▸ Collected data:
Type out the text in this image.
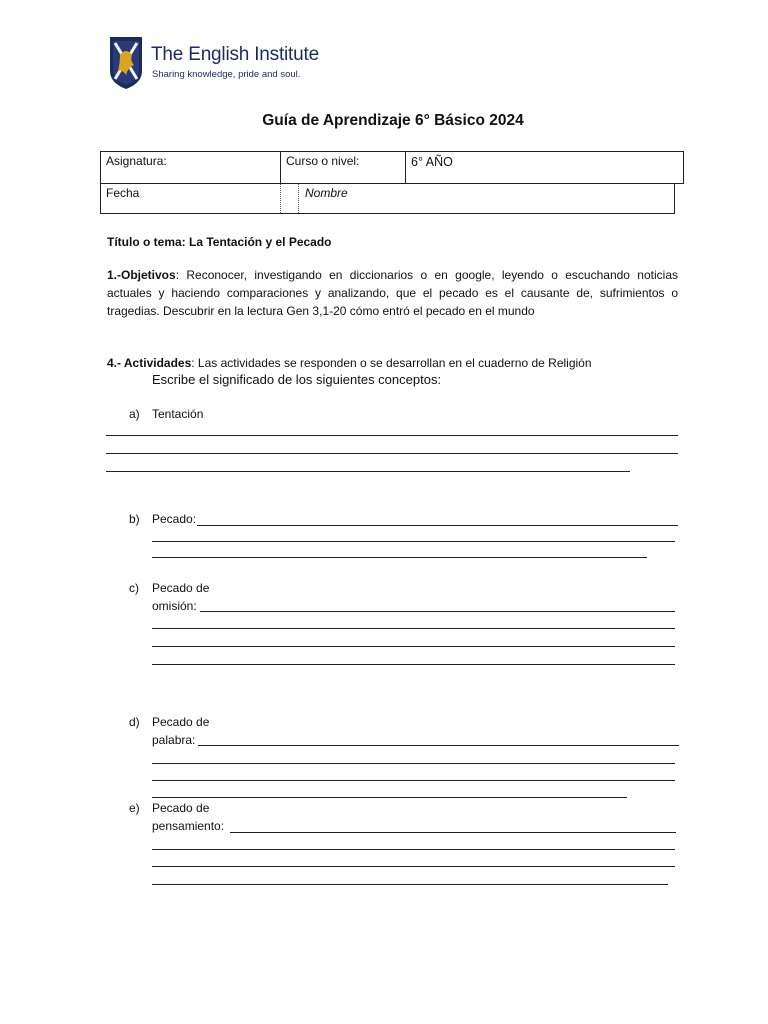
The English Institute
Sharing knowledge, pride and soul.
Guía de Aprendizaje 6° Básico 2024
Asignatura:	Curso o nivel:	6° AÑO
Fecha	Nombre
Título o tema: La Tentación y el Pecado
1.-Objetivos: Reconocer, investigando en diccionarios o en google, leyendo o escuchando noticias actuales y haciendo comparaciones y analizando, que el pecado es el causante de, sufrimientos o tragedias. Descubrir en la lectura Gen 3,1-20 cómo entró el pecado en el mundo
4.- Actividades: Las actividades se responden o se desarrollan en el cuaderno de Religión
Escribe el significado de los siguientes conceptos:
a) Tentación
b) Pecado:
c) Pecado de
omisión:
d) Pecado de
palabra:
e) Pecado de
pensamiento:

▸ Written task: Transcribe the preceding listing in its entirety and with exact wording, leaving out pictures.

▸ Reply to the exercise:
Type out the text in this image.
The English Institute
Sharing knowledge, pride and soul.
Guía de Aprendizaje 6° Básico 2024
Asignatura:	Curso o nivel:	6° AÑO
Fecha	Nombre
Título o tema: La Tentación y el Pecado
1.-Objetivos: Reconocer, investigando en diccionarios o en google, leyendo o escuchando noticias actuales y haciendo comparaciones y analizando, que el pecado es el causante de, sufrimientos o tragedias. Descubrir en la lectura Gen 3,1-20 cómo entró el pecado en el mundo
4.- Actividades: Las actividades se responden o se desarrollan en el cuaderno de Religión
Escribe el significado de los siguientes conceptos:
a) Tentación
b) Pecado:
c) Pecado de
omisión:
d) Pecado de
palabra:
e) Pecado de
pensamiento:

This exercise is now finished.